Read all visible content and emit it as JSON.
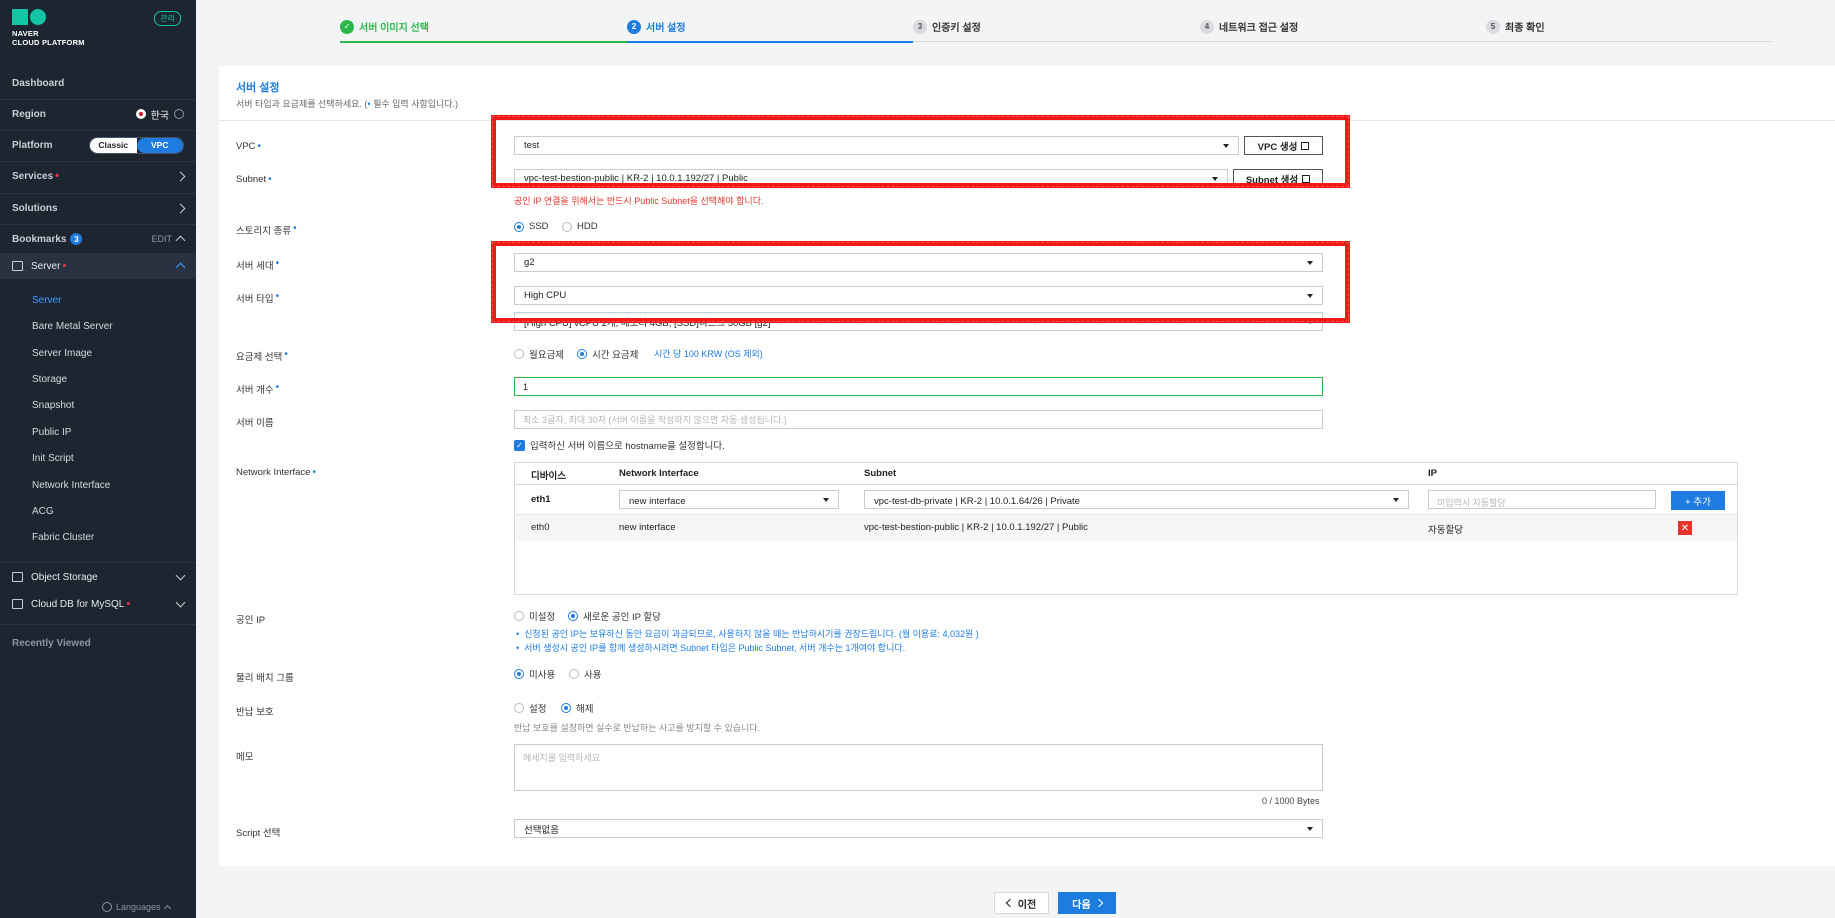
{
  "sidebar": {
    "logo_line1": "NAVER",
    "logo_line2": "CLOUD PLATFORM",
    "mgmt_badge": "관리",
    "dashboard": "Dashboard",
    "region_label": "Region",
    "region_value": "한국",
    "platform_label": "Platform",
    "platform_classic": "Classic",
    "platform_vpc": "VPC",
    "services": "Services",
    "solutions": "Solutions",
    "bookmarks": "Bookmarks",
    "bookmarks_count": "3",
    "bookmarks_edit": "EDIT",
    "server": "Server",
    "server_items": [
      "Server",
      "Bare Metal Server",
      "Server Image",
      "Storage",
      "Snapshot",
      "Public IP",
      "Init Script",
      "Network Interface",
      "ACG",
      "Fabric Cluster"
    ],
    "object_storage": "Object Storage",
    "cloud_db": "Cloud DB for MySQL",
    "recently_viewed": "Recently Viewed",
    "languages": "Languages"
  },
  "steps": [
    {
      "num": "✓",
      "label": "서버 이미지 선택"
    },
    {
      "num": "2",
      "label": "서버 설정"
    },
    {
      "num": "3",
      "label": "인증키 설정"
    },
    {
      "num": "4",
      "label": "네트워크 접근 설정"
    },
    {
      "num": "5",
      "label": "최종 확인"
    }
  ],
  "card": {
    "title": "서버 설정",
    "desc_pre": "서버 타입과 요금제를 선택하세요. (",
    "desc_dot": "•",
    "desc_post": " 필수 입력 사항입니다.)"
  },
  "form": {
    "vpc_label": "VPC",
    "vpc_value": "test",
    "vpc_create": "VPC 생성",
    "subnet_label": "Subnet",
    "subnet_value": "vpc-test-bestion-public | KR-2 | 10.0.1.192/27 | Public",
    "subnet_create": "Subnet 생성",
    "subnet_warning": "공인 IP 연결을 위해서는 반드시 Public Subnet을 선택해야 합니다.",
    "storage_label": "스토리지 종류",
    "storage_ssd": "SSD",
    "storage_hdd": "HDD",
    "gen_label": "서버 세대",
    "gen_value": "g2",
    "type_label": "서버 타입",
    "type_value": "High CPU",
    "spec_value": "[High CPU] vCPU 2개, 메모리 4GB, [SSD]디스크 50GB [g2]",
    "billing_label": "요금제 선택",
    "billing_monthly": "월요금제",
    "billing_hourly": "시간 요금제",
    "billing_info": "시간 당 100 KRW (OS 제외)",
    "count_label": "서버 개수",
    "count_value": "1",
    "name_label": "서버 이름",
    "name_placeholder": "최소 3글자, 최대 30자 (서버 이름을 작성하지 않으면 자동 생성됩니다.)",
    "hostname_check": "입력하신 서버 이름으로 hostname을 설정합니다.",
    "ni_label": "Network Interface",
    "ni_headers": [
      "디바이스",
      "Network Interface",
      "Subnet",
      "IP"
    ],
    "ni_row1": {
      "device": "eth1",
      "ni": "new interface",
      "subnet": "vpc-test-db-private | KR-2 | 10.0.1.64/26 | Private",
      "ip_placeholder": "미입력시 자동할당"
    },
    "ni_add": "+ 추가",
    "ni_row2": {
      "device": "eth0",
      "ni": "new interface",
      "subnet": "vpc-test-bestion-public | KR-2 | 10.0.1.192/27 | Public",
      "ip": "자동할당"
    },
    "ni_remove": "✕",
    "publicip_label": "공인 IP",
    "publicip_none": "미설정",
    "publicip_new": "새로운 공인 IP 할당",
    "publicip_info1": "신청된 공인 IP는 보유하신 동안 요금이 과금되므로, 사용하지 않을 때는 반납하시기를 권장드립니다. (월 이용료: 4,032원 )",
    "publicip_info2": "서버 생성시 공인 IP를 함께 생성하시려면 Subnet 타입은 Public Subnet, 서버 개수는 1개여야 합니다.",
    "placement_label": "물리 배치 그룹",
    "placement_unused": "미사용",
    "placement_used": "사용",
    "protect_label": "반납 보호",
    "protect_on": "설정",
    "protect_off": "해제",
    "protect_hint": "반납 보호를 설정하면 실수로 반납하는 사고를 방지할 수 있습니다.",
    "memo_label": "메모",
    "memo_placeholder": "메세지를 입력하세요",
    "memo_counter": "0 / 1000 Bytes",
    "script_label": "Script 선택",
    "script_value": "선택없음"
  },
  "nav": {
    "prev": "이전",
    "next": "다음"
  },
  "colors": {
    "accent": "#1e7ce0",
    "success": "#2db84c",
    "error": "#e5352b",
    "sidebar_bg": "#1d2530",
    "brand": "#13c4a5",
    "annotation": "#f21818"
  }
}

_Problem to work on:_ Give every line above again exactly, with no pictures.

_Solution to this problem:_
Read all visible content and emit it as JSON.
{
  "sidebar": {
    "logo_line1": "NAVER",
    "logo_line2": "CLOUD PLATFORM",
    "mgmt_badge": "관리",
    "dashboard": "Dashboard",
    "region_label": "Region",
    "region_value": "한국",
    "platform_label": "Platform",
    "platform_classic": "Classic",
    "platform_vpc": "VPC",
    "services": "Services",
    "solutions": "Solutions",
    "bookmarks": "Bookmarks",
    "bookmarks_count": "3",
    "bookmarks_edit": "EDIT",
    "server": "Server",
    "server_items": [
      "Server",
      "Bare Metal Server",
      "Server Image",
      "Storage",
      "Snapshot",
      "Public IP",
      "Init Script",
      "Network Interface",
      "ACG",
      "Fabric Cluster"
    ],
    "object_storage": "Object Storage",
    "cloud_db": "Cloud DB for MySQL",
    "recently_viewed": "Recently Viewed",
    "languages": "Languages"
  },
  "steps": [
    {
      "num": "✓",
      "label": "서버 이미지 선택"
    },
    {
      "num": "2",
      "label": "서버 설정"
    },
    {
      "num": "3",
      "label": "인증키 설정"
    },
    {
      "num": "4",
      "label": "네트워크 접근 설정"
    },
    {
      "num": "5",
      "label": "최종 확인"
    }
  ],
  "card": {
    "title": "서버 설정",
    "desc_pre": "서버 타입과 요금제를 선택하세요. (",
    "desc_dot": "•",
    "desc_post": " 필수 입력 사항입니다.)"
  },
  "form": {
    "vpc_label": "VPC",
    "vpc_value": "test",
    "vpc_create": "VPC 생성",
    "subnet_label": "Subnet",
    "subnet_value": "vpc-test-bestion-public | KR-2 | 10.0.1.192/27 | Public",
    "subnet_create": "Subnet 생성",
    "subnet_warning": "공인 IP 연결을 위해서는 반드시 Public Subnet을 선택해야 합니다.",
    "storage_label": "스토리지 종류",
    "storage_ssd": "SSD",
    "storage_hdd": "HDD",
    "gen_label": "서버 세대",
    "gen_value": "g2",
    "type_label": "서버 타입",
    "type_value": "High CPU",
    "spec_value": "[High CPU] vCPU 2개, 메모리 4GB, [SSD]디스크 50GB [g2]",
    "billing_label": "요금제 선택",
    "billing_monthly": "월요금제",
    "billing_hourly": "시간 요금제",
    "billing_info": "시간 당 100 KRW (OS 제외)",
    "count_label": "서버 개수",
    "count_value": "1",
    "name_label": "서버 이름",
    "name_placeholder": "최소 3글자, 최대 30자 (서버 이름을 작성하지 않으면 자동 생성됩니다.)",
    "hostname_check": "입력하신 서버 이름으로 hostname을 설정합니다.",
    "ni_label": "Network Interface",
    "ni_headers": [
      "디바이스",
      "Network Interface",
      "Subnet",
      "IP"
    ],
    "ni_row1": {
      "device": "eth1",
      "ni": "new interface",
      "subnet": "vpc-test-db-private | KR-2 | 10.0.1.64/26 | Private",
      "ip_placeholder": "미입력시 자동할당"
    },
    "ni_add": "+ 추가",
    "ni_row2": {
      "device": "eth0",
      "ni": "new interface",
      "subnet": "vpc-test-bestion-public | KR-2 | 10.0.1.192/27 | Public",
      "ip": "자동할당"
    },
    "ni_remove": "✕",
    "publicip_label": "공인 IP",
    "publicip_none": "미설정",
    "publicip_new": "새로운 공인 IP 할당",
    "publicip_info1": "신청된 공인 IP는 보유하신 동안 요금이 과금되므로, 사용하지 않을 때는 반납하시기를 권장드립니다. (월 이용료: 4,032원 )",
    "publicip_info2": "서버 생성시 공인 IP를 함께 생성하시려면 Subnet 타입은 Public Subnet, 서버 개수는 1개여야 합니다.",
    "placement_label": "물리 배치 그룹",
    "placement_unused": "미사용",
    "placement_used": "사용",
    "protect_label": "반납 보호",
    "protect_on": "설정",
    "protect_off": "해제",
    "protect_hint": "반납 보호를 설정하면 실수로 반납하는 사고를 방지할 수 있습니다.",
    "memo_label": "메모",
    "memo_placeholder": "메세지를 입력하세요",
    "memo_counter": "0 / 1000 Bytes",
    "script_label": "Script 선택",
    "script_value": "선택없음"
  },
  "nav": {
    "prev": "이전",
    "next": "다음"
  },
  "colors": {
    "accent": "#1e7ce0",
    "success": "#2db84c",
    "error": "#e5352b",
    "sidebar_bg": "#1d2530",
    "brand": "#13c4a5",
    "annotation": "#f21818"
  }
}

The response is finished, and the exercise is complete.